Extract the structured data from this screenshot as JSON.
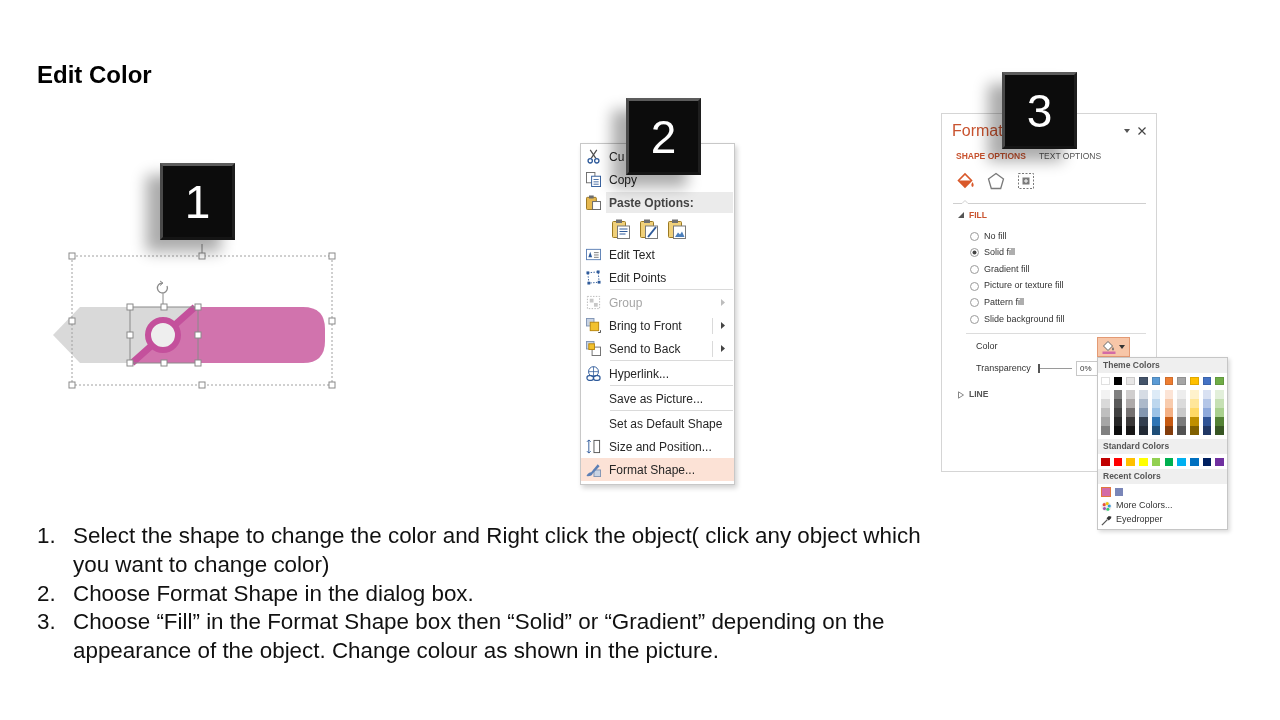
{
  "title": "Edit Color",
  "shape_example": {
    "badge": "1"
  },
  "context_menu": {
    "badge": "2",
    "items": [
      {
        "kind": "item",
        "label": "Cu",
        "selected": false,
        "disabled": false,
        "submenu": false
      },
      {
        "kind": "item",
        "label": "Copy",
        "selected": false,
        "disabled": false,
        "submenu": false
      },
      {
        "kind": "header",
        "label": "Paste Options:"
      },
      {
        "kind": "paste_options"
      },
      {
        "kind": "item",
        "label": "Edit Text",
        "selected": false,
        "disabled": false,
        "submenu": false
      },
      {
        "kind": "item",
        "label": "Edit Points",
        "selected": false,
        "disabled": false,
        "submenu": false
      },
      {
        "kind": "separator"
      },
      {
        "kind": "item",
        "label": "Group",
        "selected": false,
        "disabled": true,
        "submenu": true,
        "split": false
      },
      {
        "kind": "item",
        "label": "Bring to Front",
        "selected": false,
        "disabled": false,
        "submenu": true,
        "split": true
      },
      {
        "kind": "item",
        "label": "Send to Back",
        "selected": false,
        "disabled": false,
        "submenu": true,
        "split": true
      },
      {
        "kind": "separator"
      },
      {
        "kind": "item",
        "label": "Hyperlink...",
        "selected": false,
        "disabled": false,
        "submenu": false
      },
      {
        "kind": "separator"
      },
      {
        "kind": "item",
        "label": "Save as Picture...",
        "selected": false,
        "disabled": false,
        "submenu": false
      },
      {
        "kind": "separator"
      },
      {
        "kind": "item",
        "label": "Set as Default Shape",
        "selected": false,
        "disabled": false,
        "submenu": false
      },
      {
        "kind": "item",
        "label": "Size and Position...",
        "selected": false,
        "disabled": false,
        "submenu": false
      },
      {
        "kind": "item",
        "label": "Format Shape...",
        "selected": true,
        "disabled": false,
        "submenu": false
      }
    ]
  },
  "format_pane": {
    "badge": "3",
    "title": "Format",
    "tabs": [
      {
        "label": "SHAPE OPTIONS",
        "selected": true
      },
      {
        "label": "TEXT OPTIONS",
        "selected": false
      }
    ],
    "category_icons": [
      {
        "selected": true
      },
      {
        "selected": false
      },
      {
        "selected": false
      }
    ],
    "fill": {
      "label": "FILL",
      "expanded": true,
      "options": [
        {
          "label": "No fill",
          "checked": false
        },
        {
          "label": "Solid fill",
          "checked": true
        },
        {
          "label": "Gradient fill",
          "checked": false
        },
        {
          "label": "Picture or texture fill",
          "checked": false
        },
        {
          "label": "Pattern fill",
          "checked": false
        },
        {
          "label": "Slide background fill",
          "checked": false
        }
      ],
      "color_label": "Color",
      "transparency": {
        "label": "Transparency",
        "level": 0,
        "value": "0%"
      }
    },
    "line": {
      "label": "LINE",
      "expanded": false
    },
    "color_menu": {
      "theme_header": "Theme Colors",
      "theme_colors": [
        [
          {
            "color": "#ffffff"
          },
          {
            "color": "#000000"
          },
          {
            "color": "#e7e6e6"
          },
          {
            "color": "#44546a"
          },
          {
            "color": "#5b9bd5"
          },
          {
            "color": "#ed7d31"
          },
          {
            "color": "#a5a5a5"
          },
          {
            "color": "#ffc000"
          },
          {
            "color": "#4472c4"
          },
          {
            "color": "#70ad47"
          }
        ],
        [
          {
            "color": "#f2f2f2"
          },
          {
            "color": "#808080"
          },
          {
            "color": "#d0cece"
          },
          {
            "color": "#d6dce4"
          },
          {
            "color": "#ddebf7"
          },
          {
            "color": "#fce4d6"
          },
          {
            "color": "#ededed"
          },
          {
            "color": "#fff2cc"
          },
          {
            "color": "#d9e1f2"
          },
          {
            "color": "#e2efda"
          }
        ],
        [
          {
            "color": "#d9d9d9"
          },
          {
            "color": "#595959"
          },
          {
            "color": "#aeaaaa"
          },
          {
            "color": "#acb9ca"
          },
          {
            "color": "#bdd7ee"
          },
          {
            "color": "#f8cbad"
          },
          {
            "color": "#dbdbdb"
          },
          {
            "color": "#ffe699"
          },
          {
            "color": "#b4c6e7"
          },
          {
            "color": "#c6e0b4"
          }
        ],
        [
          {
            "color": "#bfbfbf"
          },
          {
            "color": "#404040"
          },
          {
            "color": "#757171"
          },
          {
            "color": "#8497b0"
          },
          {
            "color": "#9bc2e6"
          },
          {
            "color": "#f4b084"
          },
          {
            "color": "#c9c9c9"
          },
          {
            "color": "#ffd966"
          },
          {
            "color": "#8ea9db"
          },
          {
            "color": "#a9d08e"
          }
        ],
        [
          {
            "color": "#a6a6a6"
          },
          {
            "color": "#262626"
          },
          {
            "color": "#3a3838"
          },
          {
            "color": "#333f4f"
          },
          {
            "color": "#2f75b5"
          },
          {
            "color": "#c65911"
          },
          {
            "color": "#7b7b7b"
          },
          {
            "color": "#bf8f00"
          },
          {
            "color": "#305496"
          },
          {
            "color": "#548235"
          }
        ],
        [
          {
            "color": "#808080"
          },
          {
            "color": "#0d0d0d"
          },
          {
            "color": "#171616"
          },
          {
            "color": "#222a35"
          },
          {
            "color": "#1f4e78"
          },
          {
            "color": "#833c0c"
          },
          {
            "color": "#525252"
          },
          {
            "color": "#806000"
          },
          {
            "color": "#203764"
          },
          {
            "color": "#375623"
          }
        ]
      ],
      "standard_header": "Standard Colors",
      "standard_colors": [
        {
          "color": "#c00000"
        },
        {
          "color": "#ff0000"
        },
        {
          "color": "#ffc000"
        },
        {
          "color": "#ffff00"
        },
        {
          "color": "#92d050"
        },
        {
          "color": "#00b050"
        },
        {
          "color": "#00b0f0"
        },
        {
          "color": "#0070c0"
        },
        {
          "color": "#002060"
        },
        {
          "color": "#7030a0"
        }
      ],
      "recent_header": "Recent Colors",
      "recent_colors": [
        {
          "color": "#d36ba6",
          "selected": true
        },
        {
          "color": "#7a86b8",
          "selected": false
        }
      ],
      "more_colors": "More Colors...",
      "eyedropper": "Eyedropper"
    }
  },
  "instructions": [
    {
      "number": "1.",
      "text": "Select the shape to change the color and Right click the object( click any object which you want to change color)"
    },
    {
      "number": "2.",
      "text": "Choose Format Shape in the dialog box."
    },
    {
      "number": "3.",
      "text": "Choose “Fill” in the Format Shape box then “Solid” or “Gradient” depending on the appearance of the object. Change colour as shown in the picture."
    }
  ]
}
* * * * *
▸ **What to produce**
In your copy of the listing above, reproduce each line exactly and omit all pictures.

▸ **Exercise response**
Extract the structured data from this screenshot as JSON.
{
  "title": "Edit Color",
  "shape_example": {
    "badge": "1"
  },
  "context_menu": {
    "badge": "2",
    "items": [
      {
        "kind": "item",
        "label": "Cu",
        "selected": false,
        "disabled": false,
        "submenu": false
      },
      {
        "kind": "item",
        "label": "Copy",
        "selected": false,
        "disabled": false,
        "submenu": false
      },
      {
        "kind": "header",
        "label": "Paste Options:"
      },
      {
        "kind": "paste_options"
      },
      {
        "kind": "item",
        "label": "Edit Text",
        "selected": false,
        "disabled": false,
        "submenu": false
      },
      {
        "kind": "item",
        "label": "Edit Points",
        "selected": false,
        "disabled": false,
        "submenu": false
      },
      {
        "kind": "separator"
      },
      {
        "kind": "item",
        "label": "Group",
        "selected": false,
        "disabled": true,
        "submenu": true,
        "split": false
      },
      {
        "kind": "item",
        "label": "Bring to Front",
        "selected": false,
        "disabled": false,
        "submenu": true,
        "split": true
      },
      {
        "kind": "item",
        "label": "Send to Back",
        "selected": false,
        "disabled": false,
        "submenu": true,
        "split": true
      },
      {
        "kind": "separator"
      },
      {
        "kind": "item",
        "label": "Hyperlink...",
        "selected": false,
        "disabled": false,
        "submenu": false
      },
      {
        "kind": "separator"
      },
      {
        "kind": "item",
        "label": "Save as Picture...",
        "selected": false,
        "disabled": false,
        "submenu": false
      },
      {
        "kind": "separator"
      },
      {
        "kind": "item",
        "label": "Set as Default Shape",
        "selected": false,
        "disabled": false,
        "submenu": false
      },
      {
        "kind": "item",
        "label": "Size and Position...",
        "selected": false,
        "disabled": false,
        "submenu": false
      },
      {
        "kind": "item",
        "label": "Format Shape...",
        "selected": true,
        "disabled": false,
        "submenu": false
      }
    ]
  },
  "format_pane": {
    "badge": "3",
    "title": "Format",
    "tabs": [
      {
        "label": "SHAPE OPTIONS",
        "selected": true
      },
      {
        "label": "TEXT OPTIONS",
        "selected": false
      }
    ],
    "category_icons": [
      {
        "selected": true
      },
      {
        "selected": false
      },
      {
        "selected": false
      }
    ],
    "fill": {
      "label": "FILL",
      "expanded": true,
      "options": [
        {
          "label": "No fill",
          "checked": false
        },
        {
          "label": "Solid fill",
          "checked": true
        },
        {
          "label": "Gradient fill",
          "checked": false
        },
        {
          "label": "Picture or texture fill",
          "checked": false
        },
        {
          "label": "Pattern fill",
          "checked": false
        },
        {
          "label": "Slide background fill",
          "checked": false
        }
      ],
      "color_label": "Color",
      "transparency": {
        "label": "Transparency",
        "level": 0,
        "value": "0%"
      }
    },
    "line": {
      "label": "LINE",
      "expanded": false
    },
    "color_menu": {
      "theme_header": "Theme Colors",
      "theme_colors": [
        [
          {
            "color": "#ffffff"
          },
          {
            "color": "#000000"
          },
          {
            "color": "#e7e6e6"
          },
          {
            "color": "#44546a"
          },
          {
            "color": "#5b9bd5"
          },
          {
            "color": "#ed7d31"
          },
          {
            "color": "#a5a5a5"
          },
          {
            "color": "#ffc000"
          },
          {
            "color": "#4472c4"
          },
          {
            "color": "#70ad47"
          }
        ],
        [
          {
            "color": "#f2f2f2"
          },
          {
            "color": "#808080"
          },
          {
            "color": "#d0cece"
          },
          {
            "color": "#d6dce4"
          },
          {
            "color": "#ddebf7"
          },
          {
            "color": "#fce4d6"
          },
          {
            "color": "#ededed"
          },
          {
            "color": "#fff2cc"
          },
          {
            "color": "#d9e1f2"
          },
          {
            "color": "#e2efda"
          }
        ],
        [
          {
            "color": "#d9d9d9"
          },
          {
            "color": "#595959"
          },
          {
            "color": "#aeaaaa"
          },
          {
            "color": "#acb9ca"
          },
          {
            "color": "#bdd7ee"
          },
          {
            "color": "#f8cbad"
          },
          {
            "color": "#dbdbdb"
          },
          {
            "color": "#ffe699"
          },
          {
            "color": "#b4c6e7"
          },
          {
            "color": "#c6e0b4"
          }
        ],
        [
          {
            "color": "#bfbfbf"
          },
          {
            "color": "#404040"
          },
          {
            "color": "#757171"
          },
          {
            "color": "#8497b0"
          },
          {
            "color": "#9bc2e6"
          },
          {
            "color": "#f4b084"
          },
          {
            "color": "#c9c9c9"
          },
          {
            "color": "#ffd966"
          },
          {
            "color": "#8ea9db"
          },
          {
            "color": "#a9d08e"
          }
        ],
        [
          {
            "color": "#a6a6a6"
          },
          {
            "color": "#262626"
          },
          {
            "color": "#3a3838"
          },
          {
            "color": "#333f4f"
          },
          {
            "color": "#2f75b5"
          },
          {
            "color": "#c65911"
          },
          {
            "color": "#7b7b7b"
          },
          {
            "color": "#bf8f00"
          },
          {
            "color": "#305496"
          },
          {
            "color": "#548235"
          }
        ],
        [
          {
            "color": "#808080"
          },
          {
            "color": "#0d0d0d"
          },
          {
            "color": "#171616"
          },
          {
            "color": "#222a35"
          },
          {
            "color": "#1f4e78"
          },
          {
            "color": "#833c0c"
          },
          {
            "color": "#525252"
          },
          {
            "color": "#806000"
          },
          {
            "color": "#203764"
          },
          {
            "color": "#375623"
          }
        ]
      ],
      "standard_header": "Standard Colors",
      "standard_colors": [
        {
          "color": "#c00000"
        },
        {
          "color": "#ff0000"
        },
        {
          "color": "#ffc000"
        },
        {
          "color": "#ffff00"
        },
        {
          "color": "#92d050"
        },
        {
          "color": "#00b050"
        },
        {
          "color": "#00b0f0"
        },
        {
          "color": "#0070c0"
        },
        {
          "color": "#002060"
        },
        {
          "color": "#7030a0"
        }
      ],
      "recent_header": "Recent Colors",
      "recent_colors": [
        {
          "color": "#d36ba6",
          "selected": true
        },
        {
          "color": "#7a86b8",
          "selected": false
        }
      ],
      "more_colors": "More Colors...",
      "eyedropper": "Eyedropper"
    }
  },
  "instructions": [
    {
      "number": "1.",
      "text": "Select the shape to change the color and Right click the object( click any object which you want to change color)"
    },
    {
      "number": "2.",
      "text": "Choose Format Shape in the dialog box."
    },
    {
      "number": "3.",
      "text": "Choose “Fill” in the Format Shape box then “Solid” or “Gradient” depending on the appearance of the object. Change colour as shown in the picture."
    }
  ]
}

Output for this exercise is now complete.